**Supplied text**.
Here we discuss the management of a server on Amazon Web Services. It is also possible to run a server anywhere, such as in your workstation or server with the on-premises license, and you can get a trial for it in the store.
Launching in AWS
In the AWS Marketplace, you can easily launch a server – see web access. Then browse to the home page with an image of Boiler Bay. Click on Administrate Users. The browser will complain that the web site is not secure, because while https is enabled, there is no server authentication possible yet, and only encryption will happen. Just accept the supposedly ‘insecure’ login. You can fix this later from the instance shell login, by creating an SSL certificate and giving the server a domain name, or read the launch script to see how to switch to http if absolutely necessary. Now log in as admin/<instanceid>. You can change the admin password in this page. At this point you may want to change the password for the testUser too, so other non-admin users can get to the demo/readonly and demo/writeable database, which contain interesting example data, such as some documentation and queries. Now browse back home and click on Access Databases. Select demo/writeable to get to the database browser, where you can experiment. At this point, you should familiarize yourself with the basics of the server and database browser access.

**Work instruction 1**.
Answer from the AWS launch text:
(a) Besides AWS, where can the server run?
(b) What image appears on the home page?
(c) Which databases does the testUser password give non-admin users access to?
**Work instruction 2**.
According to the AWS launch text, why does the browser say the web site is not secure after you click Administrate Users?
**Work instruction 3**.
Reproduce the passage of the AWS launch text from "Here we discuss" up to and including "in the store.".

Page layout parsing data
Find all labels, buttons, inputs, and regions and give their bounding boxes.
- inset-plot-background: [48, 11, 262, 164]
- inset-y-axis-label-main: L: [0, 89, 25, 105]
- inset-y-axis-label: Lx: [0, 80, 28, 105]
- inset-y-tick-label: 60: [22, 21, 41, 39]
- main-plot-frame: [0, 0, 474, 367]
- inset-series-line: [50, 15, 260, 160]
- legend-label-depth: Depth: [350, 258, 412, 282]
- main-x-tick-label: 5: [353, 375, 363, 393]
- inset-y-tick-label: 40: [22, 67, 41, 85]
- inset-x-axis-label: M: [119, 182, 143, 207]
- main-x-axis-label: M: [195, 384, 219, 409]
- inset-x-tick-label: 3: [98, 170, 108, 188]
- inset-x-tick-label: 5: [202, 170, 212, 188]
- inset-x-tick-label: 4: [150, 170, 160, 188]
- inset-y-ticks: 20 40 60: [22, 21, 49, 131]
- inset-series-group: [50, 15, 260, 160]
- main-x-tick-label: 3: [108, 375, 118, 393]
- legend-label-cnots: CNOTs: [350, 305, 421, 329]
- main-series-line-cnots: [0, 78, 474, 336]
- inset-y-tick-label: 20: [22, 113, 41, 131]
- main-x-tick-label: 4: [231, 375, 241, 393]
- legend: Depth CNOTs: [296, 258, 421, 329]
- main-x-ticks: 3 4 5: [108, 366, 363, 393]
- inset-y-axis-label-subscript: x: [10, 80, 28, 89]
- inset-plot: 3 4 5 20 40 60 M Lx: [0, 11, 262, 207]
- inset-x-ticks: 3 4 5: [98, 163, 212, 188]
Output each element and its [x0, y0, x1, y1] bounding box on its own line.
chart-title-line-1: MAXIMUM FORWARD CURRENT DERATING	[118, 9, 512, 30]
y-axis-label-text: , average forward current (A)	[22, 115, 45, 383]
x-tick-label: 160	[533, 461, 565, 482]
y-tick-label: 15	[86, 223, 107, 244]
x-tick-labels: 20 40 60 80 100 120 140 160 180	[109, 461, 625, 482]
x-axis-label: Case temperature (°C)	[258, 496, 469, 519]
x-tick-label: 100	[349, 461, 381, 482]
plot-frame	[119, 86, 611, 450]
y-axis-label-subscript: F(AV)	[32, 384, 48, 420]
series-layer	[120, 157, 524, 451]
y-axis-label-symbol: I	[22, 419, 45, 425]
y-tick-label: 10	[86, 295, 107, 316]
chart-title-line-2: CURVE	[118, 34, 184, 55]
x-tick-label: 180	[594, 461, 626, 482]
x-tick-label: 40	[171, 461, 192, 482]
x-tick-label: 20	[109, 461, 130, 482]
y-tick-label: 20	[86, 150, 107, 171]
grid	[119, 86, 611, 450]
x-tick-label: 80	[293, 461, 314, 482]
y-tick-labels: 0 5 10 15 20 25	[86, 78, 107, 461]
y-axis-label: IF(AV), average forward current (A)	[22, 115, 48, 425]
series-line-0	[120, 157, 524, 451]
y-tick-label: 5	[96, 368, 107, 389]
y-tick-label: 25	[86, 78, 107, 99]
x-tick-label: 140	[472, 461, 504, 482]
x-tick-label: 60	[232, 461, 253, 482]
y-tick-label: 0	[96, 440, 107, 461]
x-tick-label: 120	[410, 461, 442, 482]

**Exercise result 1**.
(a) Anywhere, such as on your workstation or server with the on-premises license.
(b) An image of Boiler Bay.
(c) The demo/readonly and demo/writeable databases.

**Exercise result 2**.
HTTPS is enabled, but server authentication isn't possible yet, so only encryption takes place.

**Exercise result 3**.
Here we discuss the management of a server on Amazon Web Services. It is also possible to run a server anywhere, such as in your workstation or server with the on-premises license, and you can get a trial for it in the store.